Task to complete — Scan the data below for the string "hacer". Copy every line where it appears.

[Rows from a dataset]
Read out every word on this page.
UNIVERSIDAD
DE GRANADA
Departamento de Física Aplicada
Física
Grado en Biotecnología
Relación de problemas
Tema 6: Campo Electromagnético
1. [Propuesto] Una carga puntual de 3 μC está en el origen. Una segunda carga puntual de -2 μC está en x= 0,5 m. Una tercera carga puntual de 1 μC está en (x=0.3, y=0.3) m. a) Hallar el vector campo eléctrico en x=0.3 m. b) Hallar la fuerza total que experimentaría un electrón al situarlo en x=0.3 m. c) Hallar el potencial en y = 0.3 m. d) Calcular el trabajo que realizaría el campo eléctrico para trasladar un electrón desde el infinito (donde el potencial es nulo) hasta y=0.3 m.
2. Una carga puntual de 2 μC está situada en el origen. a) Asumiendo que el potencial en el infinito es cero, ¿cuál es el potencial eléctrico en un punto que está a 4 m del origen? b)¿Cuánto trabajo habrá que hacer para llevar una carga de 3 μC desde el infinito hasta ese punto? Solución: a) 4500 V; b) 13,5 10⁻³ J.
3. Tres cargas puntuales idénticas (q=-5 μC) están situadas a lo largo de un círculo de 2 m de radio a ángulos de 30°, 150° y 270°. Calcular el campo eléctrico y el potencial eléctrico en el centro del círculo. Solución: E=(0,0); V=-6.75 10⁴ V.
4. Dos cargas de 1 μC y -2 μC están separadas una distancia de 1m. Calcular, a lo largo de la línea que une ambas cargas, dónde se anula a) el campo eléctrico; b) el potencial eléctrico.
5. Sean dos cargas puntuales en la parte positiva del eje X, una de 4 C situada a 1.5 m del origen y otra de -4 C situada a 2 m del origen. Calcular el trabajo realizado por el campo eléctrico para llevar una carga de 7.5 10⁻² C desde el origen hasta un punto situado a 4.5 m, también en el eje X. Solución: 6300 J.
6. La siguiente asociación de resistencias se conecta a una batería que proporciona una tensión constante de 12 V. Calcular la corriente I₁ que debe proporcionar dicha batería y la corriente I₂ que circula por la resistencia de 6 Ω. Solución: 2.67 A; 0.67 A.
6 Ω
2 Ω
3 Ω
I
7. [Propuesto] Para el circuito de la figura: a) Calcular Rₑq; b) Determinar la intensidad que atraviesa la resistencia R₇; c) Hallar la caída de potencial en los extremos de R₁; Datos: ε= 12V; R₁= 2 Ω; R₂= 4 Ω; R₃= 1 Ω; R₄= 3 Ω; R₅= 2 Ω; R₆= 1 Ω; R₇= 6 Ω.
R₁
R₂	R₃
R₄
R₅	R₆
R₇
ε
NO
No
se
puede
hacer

Correct answer —
2. Una carga puntual de 2 μC está situada en el origen. a) Asumiendo que el potencial en el infinito es cero, ¿cuál es el potencial eléctrico en un punto que está a 4 m del origen? b)¿Cuánto trabajo habrá que hacer para llevar una carga de 3 μC desde el infinito hasta ese punto? Solución: a) 4500 V; b) 13,5 10⁻³ J.
hacer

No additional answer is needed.